Provided information →
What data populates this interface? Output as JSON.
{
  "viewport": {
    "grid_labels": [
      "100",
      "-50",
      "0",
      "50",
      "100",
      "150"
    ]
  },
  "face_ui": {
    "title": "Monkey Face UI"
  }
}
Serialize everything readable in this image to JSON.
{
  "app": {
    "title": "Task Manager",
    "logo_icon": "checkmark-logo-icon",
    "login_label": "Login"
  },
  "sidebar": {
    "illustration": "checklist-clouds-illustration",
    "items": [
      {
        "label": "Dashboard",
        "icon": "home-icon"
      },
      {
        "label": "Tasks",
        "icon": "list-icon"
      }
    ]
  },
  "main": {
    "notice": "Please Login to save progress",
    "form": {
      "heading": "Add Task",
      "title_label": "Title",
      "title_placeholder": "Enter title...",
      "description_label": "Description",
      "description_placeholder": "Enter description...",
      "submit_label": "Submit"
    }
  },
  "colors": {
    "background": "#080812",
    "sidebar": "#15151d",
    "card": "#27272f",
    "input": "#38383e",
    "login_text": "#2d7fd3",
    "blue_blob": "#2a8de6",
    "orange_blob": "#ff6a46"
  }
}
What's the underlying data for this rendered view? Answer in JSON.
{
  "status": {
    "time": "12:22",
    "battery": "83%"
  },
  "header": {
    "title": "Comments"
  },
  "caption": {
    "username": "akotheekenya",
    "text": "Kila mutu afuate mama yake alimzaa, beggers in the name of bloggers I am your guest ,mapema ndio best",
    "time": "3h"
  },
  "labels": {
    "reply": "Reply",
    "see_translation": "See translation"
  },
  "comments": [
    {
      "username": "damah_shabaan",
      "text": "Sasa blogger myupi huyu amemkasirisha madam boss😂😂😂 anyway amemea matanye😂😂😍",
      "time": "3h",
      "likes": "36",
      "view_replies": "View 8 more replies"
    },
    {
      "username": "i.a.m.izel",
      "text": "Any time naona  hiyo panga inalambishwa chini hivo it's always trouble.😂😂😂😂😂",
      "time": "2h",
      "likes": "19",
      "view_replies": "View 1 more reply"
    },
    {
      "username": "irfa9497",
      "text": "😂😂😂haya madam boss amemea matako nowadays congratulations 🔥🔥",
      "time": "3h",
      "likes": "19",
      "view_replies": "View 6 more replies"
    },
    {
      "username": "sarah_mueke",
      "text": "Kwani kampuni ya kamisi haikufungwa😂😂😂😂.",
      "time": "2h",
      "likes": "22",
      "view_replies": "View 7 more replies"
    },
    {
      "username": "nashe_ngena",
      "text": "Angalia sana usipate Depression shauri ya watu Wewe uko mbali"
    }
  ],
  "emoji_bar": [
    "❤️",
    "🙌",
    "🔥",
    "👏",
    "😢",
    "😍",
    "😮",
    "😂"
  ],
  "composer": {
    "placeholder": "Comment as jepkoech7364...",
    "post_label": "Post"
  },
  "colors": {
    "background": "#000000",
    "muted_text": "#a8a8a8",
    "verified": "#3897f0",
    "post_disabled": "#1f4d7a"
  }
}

Set problem →
Give only the number of lines in the data that include the string "boss".

Exercise response →
2